begin Material to process

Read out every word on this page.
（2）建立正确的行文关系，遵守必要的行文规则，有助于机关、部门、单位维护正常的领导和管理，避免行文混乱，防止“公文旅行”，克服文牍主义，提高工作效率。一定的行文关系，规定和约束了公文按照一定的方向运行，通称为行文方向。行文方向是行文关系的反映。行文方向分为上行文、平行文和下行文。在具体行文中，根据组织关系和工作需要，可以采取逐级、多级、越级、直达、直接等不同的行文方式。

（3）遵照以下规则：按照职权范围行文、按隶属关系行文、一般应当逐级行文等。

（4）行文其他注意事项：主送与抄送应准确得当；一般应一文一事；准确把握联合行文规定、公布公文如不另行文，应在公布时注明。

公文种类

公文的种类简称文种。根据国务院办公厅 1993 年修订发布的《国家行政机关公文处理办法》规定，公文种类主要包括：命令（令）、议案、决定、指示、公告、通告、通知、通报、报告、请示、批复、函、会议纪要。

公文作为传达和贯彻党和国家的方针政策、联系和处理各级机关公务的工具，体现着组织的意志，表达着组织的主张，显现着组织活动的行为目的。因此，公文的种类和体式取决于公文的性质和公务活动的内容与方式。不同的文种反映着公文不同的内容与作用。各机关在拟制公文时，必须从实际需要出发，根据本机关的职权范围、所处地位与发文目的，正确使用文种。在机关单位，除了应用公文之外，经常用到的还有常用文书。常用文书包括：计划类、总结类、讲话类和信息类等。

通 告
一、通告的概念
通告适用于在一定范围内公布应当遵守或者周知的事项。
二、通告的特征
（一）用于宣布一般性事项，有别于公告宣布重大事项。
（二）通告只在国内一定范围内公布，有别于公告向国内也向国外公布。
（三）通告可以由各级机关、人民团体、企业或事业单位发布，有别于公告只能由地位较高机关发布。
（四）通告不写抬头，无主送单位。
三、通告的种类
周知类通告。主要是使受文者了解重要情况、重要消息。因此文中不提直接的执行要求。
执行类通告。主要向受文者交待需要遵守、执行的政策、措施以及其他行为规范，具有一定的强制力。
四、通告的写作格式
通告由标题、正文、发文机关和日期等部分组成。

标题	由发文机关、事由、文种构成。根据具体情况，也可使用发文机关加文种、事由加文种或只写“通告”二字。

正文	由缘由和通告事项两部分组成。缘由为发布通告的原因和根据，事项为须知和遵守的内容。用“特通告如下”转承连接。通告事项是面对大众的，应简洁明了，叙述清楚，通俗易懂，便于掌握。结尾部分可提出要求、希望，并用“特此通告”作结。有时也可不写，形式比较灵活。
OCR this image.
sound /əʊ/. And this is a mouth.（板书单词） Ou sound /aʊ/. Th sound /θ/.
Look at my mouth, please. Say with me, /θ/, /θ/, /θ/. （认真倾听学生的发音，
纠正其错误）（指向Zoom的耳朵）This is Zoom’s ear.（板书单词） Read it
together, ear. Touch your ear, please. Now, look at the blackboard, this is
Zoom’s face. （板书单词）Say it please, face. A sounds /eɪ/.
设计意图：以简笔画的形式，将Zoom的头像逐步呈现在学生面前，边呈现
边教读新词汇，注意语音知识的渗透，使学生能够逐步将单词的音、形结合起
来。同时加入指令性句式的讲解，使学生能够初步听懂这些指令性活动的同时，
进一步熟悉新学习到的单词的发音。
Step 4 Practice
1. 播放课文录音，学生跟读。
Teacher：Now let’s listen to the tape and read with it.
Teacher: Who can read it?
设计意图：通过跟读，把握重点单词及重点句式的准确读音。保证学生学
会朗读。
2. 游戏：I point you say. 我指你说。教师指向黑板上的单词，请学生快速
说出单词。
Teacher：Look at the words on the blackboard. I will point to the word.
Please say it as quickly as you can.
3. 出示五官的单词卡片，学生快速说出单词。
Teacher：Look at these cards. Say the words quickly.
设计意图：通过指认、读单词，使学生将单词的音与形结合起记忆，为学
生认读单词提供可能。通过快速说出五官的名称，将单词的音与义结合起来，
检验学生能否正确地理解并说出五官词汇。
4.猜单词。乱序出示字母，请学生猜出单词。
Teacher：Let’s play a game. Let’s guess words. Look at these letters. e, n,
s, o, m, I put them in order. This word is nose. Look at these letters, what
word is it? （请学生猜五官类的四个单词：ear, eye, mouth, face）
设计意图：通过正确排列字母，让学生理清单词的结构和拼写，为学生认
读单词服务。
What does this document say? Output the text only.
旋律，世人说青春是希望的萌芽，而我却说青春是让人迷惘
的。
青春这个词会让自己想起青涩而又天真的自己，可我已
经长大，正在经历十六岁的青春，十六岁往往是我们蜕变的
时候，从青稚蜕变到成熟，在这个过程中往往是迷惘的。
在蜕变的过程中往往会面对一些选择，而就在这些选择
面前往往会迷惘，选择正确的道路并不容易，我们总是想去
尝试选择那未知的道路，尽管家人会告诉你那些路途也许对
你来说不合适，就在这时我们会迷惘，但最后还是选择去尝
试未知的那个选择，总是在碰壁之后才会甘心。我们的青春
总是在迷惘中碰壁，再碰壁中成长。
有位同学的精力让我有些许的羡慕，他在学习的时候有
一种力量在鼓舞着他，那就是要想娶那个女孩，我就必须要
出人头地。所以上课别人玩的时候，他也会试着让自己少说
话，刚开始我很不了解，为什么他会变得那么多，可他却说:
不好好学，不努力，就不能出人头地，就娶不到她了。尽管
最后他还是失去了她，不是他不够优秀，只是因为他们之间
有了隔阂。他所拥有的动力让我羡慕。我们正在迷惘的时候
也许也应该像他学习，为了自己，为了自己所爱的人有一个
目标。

end Material to process

### Your task:
Please restate the records in full, word for word.

### Reply:
Read out every word on this page.
（2）建立正确的行文关系，遵守必要的行文规则，有助于机关、部门、单位维护正常的领导和管理，避免行文混乱，防止“公文旅行”，克服文牍主义，提高工作效率。一定的行文关系，规定和约束了公文按照一定的方向运行，通称为行文方向。行文方向是行文关系的反映。行文方向分为上行文、平行文和下行文。在具体行文中，根据组织关系和工作需要，可以采取逐级、多级、越级、直达、直接等不同的行文方式。

（3）遵照以下规则：按照职权范围行文、按隶属关系行文、一般应当逐级行文等。

（4）行文其他注意事项：主送与抄送应准确得当；一般应一文一事；准确把握联合行文规定、公布公文如不另行文，应在公布时注明。

公文种类

公文的种类简称文种。根据国务院办公厅 1993 年修订发布的《国家行政机关公文处理办法》规定，公文种类主要包括：命令（令）、议案、决定、指示、公告、通告、通知、通报、报告、请示、批复、函、会议纪要。

公文作为传达和贯彻党和国家的方针政策、联系和处理各级机关公务的工具，体现着组织的意志，表达着组织的主张，显现着组织活动的行为目的。因此，公文的种类和体式取决于公文的性质和公务活动的内容与方式。不同的文种反映着公文不同的内容与作用。各机关在拟制公文时，必须从实际需要出发，根据本机关的职权范围、所处地位与发文目的，正确使用文种。在机关单位，除了应用公文之外，经常用到的还有常用文书。常用文书包括：计划类、总结类、讲话类和信息类等。

通 告
一、通告的概念
通告适用于在一定范围内公布应当遵守或者周知的事项。
二、通告的特征
（一）用于宣布一般性事项，有别于公告宣布重大事项。
（二）通告只在国内一定范围内公布，有别于公告向国内也向国外公布。
（三）通告可以由各级机关、人民团体、企业或事业单位发布，有别于公告只能由地位较高机关发布。
（四）通告不写抬头，无主送单位。
三、通告的种类
周知类通告。主要是使受文者了解重要情况、重要消息。因此文中不提直接的执行要求。
执行类通告。主要向受文者交待需要遵守、执行的政策、措施以及其他行为规范，具有一定的强制力。
四、通告的写作格式
通告由标题、正文、发文机关和日期等部分组成。

标题	由发文机关、事由、文种构成。根据具体情况，也可使用发文机关加文种、事由加文种或只写“通告”二字。

正文	由缘由和通告事项两部分组成。缘由为发布通告的原因和根据，事项为须知和遵守的内容。用“特通告如下”转承连接。通告事项是面对大众的，应简洁明了，叙述清楚，通俗易懂，便于掌握。结尾部分可提出要求、希望，并用“特此通告”作结。有时也可不写，形式比较灵活。
OCR this image.
sound /əʊ/. And this is a mouth.（板书单词） Ou sound /aʊ/. Th sound /θ/.
Look at my mouth, please. Say with me, /θ/, /θ/, /θ/. （认真倾听学生的发音，
纠正其错误）（指向Zoom的耳朵）This is Zoom’s ear.（板书单词） Read it
together, ear. Touch your ear, please. Now, look at the blackboard, this is
Zoom’s face. （板书单词）Say it please, face. A sounds /eɪ/.
设计意图：以简笔画的形式，将Zoom的头像逐步呈现在学生面前，边呈现
边教读新词汇，注意语音知识的渗透，使学生能够逐步将单词的音、形结合起
来。同时加入指令性句式的讲解，使学生能够初步听懂这些指令性活动的同时，
进一步熟悉新学习到的单词的发音。
Step 4 Practice
1. 播放课文录音，学生跟读。
Teacher：Now let’s listen to the tape and read with it.
Teacher: Who can read it?
设计意图：通过跟读，把握重点单词及重点句式的准确读音。保证学生学
会朗读。
2. 游戏：I point you say. 我指你说。教师指向黑板上的单词，请学生快速
说出单词。
Teacher：Look at the words on the blackboard. I will point to the word.
Please say it as quickly as you can.
3. 出示五官的单词卡片，学生快速说出单词。
Teacher：Look at these cards. Say the words quickly.
设计意图：通过指认、读单词，使学生将单词的音与形结合起记忆，为学
生认读单词提供可能。通过快速说出五官的名称，将单词的音与义结合起来，
检验学生能否正确地理解并说出五官词汇。
4.猜单词。乱序出示字母，请学生猜出单词。
Teacher：Let’s play a game. Let’s guess words. Look at these letters. e, n,
s, o, m, I put them in order. This word is nose. Look at these letters, what
word is it? （请学生猜五官类的四个单词：ear, eye, mouth, face）
设计意图：通过正确排列字母，让学生理清单词的结构和拼写，为学生认
读单词服务。
What does this document say? Output the text only.
旋律，世人说青春是希望的萌芽，而我却说青春是让人迷惘
的。
青春这个词会让自己想起青涩而又天真的自己，可我已
经长大，正在经历十六岁的青春，十六岁往往是我们蜕变的
时候，从青稚蜕变到成熟，在这个过程中往往是迷惘的。
在蜕变的过程中往往会面对一些选择，而就在这些选择
面前往往会迷惘，选择正确的道路并不容易，我们总是想去
尝试选择那未知的道路，尽管家人会告诉你那些路途也许对
你来说不合适，就在这时我们会迷惘，但最后还是选择去尝
试未知的那个选择，总是在碰壁之后才会甘心。我们的青春
总是在迷惘中碰壁，再碰壁中成长。
有位同学的精力让我有些许的羡慕，他在学习的时候有
一种力量在鼓舞着他，那就是要想娶那个女孩，我就必须要
出人头地。所以上课别人玩的时候，他也会试着让自己少说
话，刚开始我很不了解，为什么他会变得那么多，可他却说:
不好好学，不努力，就不能出人头地，就娶不到她了。尽管
最后他还是失去了她，不是他不够优秀，只是因为他们之间
有了隔阂。他所拥有的动力让我羡慕。我们正在迷惘的时候
也许也应该像他学习，为了自己，为了自己所爱的人有一个
目标。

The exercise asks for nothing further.